SUPPLIED PASSAGE »
----
At last we had dinner. However, I started dinner so late because of my curiosity and questions on the topics, that when I finished, the waiters from Atria Hotel were waiting to close the hall. :)
WCDMA HSDPA physical layer design Power Point Presentation
Mastering
HSDPA
I
attended one training “Mastering HSDPA” by Awards Solutions, at our Lucent
Technologies on 27-28 April 2005. The overall
content was technical and mainly covered physical layer aspects. Yet
some interesting matter I come to know, that I want to share with you.
· HSDPA, EvDO all these technology promises very high data rate, it is just theoretical sector throughput. It is achievable only with high-end handset, no other traffic in that sector, and very good RF condition (may be line of sight just near to cell site). However, in reality, the user experience of throughput is quite different.
· He also compared UMTS and cdma2000. He told, UMTS has more signaling overhead. UMTS is occupying 3 times more bandwidth. Yet it cannot provide 3 times data rate compare to cdma2000!!
----
MATERIAL PROVIDED »
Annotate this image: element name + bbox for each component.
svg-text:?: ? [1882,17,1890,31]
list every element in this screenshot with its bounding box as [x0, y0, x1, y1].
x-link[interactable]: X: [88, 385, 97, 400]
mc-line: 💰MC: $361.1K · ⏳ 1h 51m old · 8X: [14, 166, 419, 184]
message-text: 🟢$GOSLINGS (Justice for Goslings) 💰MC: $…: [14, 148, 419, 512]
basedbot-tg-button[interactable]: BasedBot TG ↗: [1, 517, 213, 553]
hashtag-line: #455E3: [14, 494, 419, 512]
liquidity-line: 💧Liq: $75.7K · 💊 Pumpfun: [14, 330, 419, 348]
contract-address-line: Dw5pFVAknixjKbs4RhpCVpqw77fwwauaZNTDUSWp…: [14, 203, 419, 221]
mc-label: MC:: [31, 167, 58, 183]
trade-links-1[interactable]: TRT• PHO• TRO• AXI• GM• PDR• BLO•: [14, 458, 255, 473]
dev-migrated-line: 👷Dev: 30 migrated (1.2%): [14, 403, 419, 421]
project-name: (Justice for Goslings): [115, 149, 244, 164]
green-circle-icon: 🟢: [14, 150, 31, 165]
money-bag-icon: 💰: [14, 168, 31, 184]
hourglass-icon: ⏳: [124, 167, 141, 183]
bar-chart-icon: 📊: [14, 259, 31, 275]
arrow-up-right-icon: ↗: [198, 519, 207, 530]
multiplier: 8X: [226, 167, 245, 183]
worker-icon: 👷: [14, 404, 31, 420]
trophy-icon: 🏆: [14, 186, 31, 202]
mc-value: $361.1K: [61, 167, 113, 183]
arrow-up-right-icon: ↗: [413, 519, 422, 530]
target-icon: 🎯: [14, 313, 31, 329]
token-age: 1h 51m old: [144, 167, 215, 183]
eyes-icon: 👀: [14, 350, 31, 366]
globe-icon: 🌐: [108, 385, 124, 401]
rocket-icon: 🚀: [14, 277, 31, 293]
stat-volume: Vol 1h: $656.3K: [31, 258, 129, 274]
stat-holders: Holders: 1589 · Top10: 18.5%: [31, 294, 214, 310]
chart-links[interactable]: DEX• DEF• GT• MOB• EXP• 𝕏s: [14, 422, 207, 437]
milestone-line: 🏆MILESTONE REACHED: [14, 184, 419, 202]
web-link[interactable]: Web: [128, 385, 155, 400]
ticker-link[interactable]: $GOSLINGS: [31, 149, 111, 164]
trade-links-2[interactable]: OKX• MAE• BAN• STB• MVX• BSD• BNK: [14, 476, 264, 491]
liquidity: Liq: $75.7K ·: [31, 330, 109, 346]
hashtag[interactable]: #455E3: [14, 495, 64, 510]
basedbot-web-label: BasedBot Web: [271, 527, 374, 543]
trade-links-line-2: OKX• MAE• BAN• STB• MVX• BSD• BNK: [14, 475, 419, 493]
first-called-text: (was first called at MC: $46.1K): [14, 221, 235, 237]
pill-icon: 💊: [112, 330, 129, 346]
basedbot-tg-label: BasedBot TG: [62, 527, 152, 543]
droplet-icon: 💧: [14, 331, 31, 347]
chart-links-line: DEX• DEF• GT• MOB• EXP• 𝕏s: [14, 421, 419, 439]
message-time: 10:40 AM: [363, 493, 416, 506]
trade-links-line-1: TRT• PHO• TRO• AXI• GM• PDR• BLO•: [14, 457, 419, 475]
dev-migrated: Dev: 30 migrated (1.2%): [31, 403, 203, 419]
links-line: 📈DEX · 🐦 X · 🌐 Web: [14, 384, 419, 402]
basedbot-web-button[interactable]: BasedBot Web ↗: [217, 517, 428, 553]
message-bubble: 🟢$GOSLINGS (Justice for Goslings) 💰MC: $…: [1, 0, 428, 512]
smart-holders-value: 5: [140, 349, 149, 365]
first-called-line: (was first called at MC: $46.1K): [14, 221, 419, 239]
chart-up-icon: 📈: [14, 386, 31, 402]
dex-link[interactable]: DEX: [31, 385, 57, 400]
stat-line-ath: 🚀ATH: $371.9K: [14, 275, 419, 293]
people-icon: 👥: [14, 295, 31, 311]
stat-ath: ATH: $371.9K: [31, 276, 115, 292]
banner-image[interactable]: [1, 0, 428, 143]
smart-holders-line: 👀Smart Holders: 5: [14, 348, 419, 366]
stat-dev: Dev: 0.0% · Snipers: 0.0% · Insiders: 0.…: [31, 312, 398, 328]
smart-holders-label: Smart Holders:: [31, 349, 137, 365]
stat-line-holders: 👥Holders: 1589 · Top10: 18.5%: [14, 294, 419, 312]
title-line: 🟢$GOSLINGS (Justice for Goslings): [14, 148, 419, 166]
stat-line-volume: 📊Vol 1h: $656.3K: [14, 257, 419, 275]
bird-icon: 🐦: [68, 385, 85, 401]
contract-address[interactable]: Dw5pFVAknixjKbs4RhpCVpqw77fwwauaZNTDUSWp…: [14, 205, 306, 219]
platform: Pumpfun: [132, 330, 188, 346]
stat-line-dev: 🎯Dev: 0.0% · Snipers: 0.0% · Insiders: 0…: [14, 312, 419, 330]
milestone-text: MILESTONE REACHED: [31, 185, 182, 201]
----
EXERCISE A »
According to the HSDPA passage, on what dates was the "Mastering HSDPA" training held?
EXERCISE B »
Please extend the HSDPA passage with a few more points from the training, starting after its last sentence.
Nothing in the listing is needed here.

EXERCISE OUTPUT A »
27–28 April 2005.

EXERCISE OUTPUT B »
· HSDPA comes after UMTS. He discussed many major changes on Radio side compare to UMTS and HSDPA. There are few minor changes in core network side also. HSDPA standard moves scheduler from RNC to cell site, (Node B) for faster response to changing RF condition. We listed out inputs and outputs for scheduler. We could appreciate the high design complexity involves for this scheduler.
· As the name suggests HSDPA is just downlink high-speed data solution. It does not address VoIP’s requirement of low latency. So VoIP over HSDPA should be avoided.
· If new standard like HSDPA increase RF link capacity then backhaul capacity must be increased. Cell site is connected to core network by leased line. In North America, the price for leased line is $600 to $700. If network has 2000 cell sites then just rent for lease lines will be $ 6000 * 200
· Generally all physical channel can be discriminated from logical or transport channel by its name. Physical channel contains P in their name. HS-SCCH is exception. It is a physical channel. Yet P is absent!!!
· Handoff between two antennas belongs to same cell site is softer handoff. For Softer Handoff, the physical channels are different, but transport channel (lease line from network to Cell site) remain one only.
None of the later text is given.